━━ Фрагмент страницы
Станислав Рассадин - Гений и злодейство, или Дело Сухово-Кобылина
Парадокс: когда в азартную игру, в «сферу Случая» входят такие, вообще-то почтенные, вещи, как мастерство, искусство, тогда-то игра и становится бесчестной. Шулерской.
А шулерство при вопиющей его непочтенности тоже ведь, как все на свете, не есть нечто непеременчивое и безразличное к тому, что происходит… Нет, не в законах карточной игры, которые как раз не меняются или меняются туго, хотя та или иная игра может, устарев, уступить место новой, модной, а во времени. В большой жизни, чьи интересы уходят далеко за пределы карточного стола и вообще живут с полнейшим к нему безразличием.
Зато карточный стол не безразличен ко времени…
— Разве теперь игроки? Портяночники! Шантрапа!.. Прежде было искусство, а теперь? Ишь какое искусство — прометать готовую накладку!.. А подсунуть ее в десять колод железки всякий фармазонщик сумеет… Ни ума, ни искусства тут не нужно. Любой лапотник промечет. А прежде требовались и метка, и складка, и тасовка сквозная… А сколько разных авантажей — всех их знать надо было. А банки — «кругляк», «девятиабцужник», последний — когда девять карт из тринадцати бьются, а «кругляк» — когда бьются все подряд…
Дескать, в старые времена и фунты тяжелее были?
━━━━
━━ Исходные записи
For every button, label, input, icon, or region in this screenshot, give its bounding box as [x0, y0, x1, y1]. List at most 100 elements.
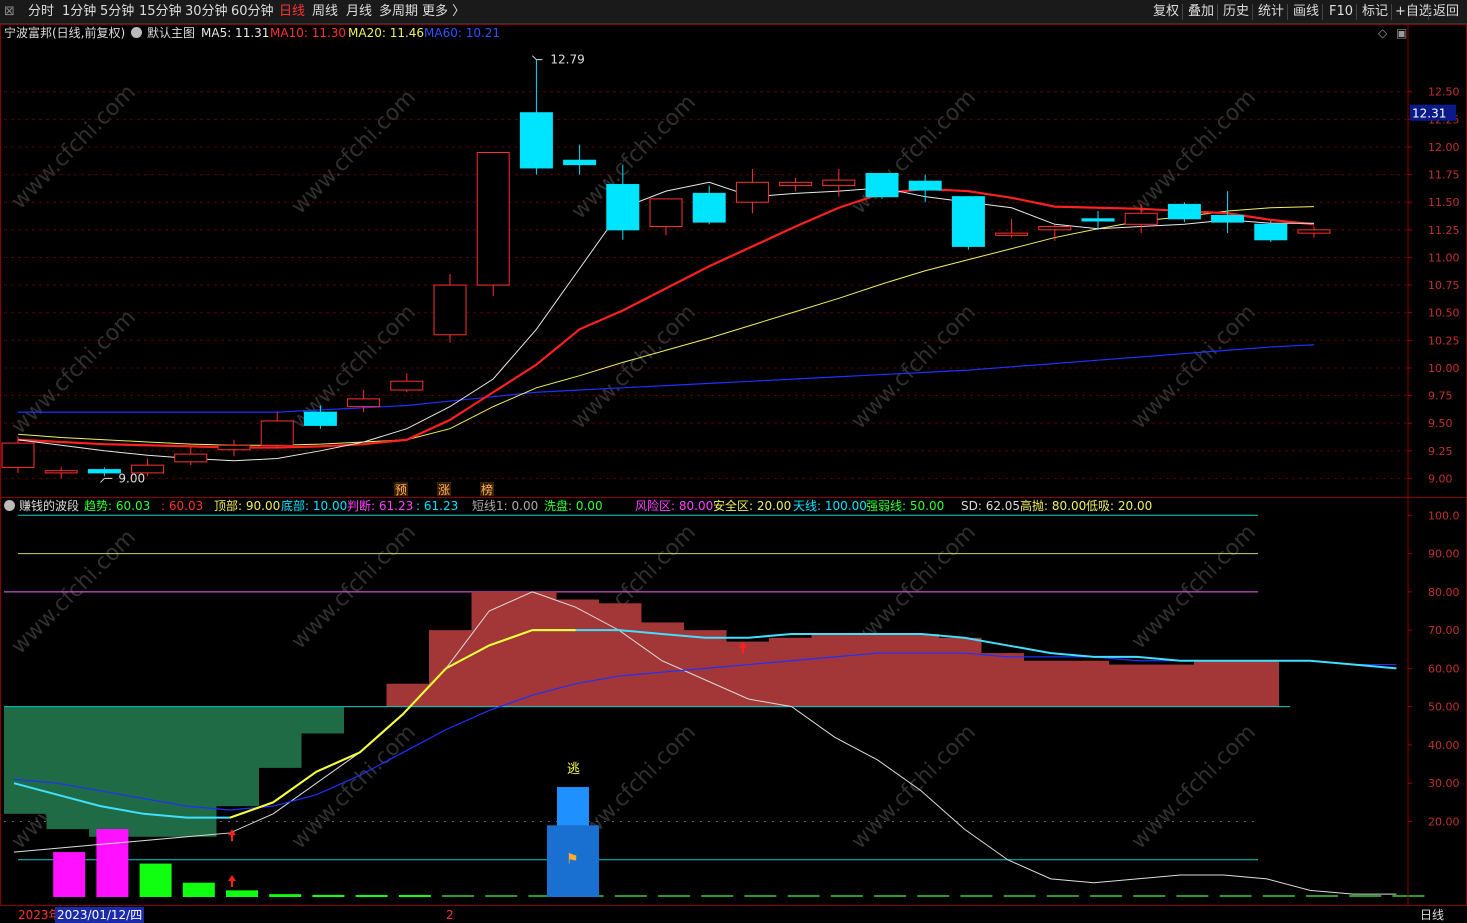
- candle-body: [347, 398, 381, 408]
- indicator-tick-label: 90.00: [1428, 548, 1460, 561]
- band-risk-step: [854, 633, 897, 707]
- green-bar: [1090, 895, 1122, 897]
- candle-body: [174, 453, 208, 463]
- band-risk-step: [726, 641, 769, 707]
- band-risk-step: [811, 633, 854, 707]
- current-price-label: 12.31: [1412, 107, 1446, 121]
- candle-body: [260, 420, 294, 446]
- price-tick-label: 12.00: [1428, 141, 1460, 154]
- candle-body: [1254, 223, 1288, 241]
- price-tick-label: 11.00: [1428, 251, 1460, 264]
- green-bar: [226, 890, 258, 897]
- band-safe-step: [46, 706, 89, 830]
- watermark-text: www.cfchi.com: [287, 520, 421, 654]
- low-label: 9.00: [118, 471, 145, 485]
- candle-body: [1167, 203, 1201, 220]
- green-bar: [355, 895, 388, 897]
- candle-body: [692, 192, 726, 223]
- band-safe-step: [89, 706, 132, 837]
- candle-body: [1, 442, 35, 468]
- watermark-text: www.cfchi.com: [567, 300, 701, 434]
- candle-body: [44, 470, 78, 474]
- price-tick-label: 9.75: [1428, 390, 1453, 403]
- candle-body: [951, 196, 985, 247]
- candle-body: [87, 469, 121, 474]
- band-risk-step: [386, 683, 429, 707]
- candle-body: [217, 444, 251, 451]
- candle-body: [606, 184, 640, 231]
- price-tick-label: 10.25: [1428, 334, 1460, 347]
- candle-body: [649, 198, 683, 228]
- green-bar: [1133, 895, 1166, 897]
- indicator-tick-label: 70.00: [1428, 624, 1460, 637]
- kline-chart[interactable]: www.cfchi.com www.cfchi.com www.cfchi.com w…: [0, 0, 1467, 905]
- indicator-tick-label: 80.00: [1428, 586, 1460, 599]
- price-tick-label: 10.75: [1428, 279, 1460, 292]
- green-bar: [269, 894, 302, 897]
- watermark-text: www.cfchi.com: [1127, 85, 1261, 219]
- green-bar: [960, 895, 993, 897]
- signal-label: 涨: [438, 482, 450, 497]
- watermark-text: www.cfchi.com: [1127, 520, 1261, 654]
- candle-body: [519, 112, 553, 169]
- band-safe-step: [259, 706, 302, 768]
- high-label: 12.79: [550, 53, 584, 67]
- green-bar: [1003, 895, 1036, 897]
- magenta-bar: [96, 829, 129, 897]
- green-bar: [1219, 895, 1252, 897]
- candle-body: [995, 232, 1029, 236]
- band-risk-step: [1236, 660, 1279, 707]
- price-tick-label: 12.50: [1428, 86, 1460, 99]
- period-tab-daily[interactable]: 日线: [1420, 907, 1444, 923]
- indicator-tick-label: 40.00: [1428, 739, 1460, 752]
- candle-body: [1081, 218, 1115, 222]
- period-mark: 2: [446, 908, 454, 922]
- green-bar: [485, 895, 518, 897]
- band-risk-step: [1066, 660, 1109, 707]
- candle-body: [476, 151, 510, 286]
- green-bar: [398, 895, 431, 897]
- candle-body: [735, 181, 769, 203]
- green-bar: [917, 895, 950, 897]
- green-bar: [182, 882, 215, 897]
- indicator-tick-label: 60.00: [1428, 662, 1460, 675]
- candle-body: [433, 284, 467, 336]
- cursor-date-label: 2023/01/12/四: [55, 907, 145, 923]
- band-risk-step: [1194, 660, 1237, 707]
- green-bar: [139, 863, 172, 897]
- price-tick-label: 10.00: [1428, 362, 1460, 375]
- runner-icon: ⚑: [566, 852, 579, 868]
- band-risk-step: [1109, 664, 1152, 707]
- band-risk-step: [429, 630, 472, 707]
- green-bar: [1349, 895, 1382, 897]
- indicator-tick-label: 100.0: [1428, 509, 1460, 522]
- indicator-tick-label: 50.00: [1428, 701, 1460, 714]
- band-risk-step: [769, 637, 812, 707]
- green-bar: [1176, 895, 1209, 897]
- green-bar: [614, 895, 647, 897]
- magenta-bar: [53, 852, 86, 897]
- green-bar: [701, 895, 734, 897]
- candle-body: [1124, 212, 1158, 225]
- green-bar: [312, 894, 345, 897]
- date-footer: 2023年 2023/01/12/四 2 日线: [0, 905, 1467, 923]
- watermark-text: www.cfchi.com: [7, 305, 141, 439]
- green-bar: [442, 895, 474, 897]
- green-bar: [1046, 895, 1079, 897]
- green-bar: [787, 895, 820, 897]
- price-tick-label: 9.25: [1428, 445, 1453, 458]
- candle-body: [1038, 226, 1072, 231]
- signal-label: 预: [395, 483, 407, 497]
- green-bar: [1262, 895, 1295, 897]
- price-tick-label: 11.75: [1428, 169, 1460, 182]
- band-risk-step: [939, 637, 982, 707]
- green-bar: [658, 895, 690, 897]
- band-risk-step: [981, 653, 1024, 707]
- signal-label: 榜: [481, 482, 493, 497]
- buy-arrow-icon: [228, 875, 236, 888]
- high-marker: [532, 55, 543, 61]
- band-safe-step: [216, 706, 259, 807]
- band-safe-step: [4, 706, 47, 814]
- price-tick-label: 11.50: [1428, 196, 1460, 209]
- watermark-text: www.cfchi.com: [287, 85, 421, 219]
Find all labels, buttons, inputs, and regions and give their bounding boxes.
━━━━
*Задания*
1. Изложите отрывок о карточной игре в двух предложениях.
2. Что в отрывке о карточной игре называется «кругляком»?
3. Перепишите слово в слово отрывок о карточной игре начиная со слов «Зато карточный стол» вплоть до слов «фунты тяжелее были?» включительно.

*Список решений*
1. Мастерство и искусство, входя в азартную игру, делают её бесчестной, шулерской, а само шулерство меняется не по законам карточной игры, а во времени. Прежние игроки, как сетует один из них, владели меткой, складкой, сквозной тасовкой и знали множество авантажей, а нынешние умеют лишь прометать готовую накладку.

2. Банк, при котором бьются все карты подряд.

3.
Зато карточный стол не безразличен ко времени…
— Разве теперь игроки? Портяночники! Шантрапа!.. Прежде было искусство, а теперь? Ишь какое искусство — прометать готовую накладку!.. А подсунуть ее в десять колод железки всякий фармазонщик сумеет… Ни ума, ни искусства тут не нужно. Любой лапотник промечет. А прежде требовались и метка, и складка, и тасовка сквозная… А сколько разных авантажей — всех их знать надо было. А банки — «кругляк», «девятиабцужник», последний — когда девять карт из тринадцати бьются, а «кругляк» — когда бьются все подряд…
Дескать, в старые времена и фунты тяжелее были?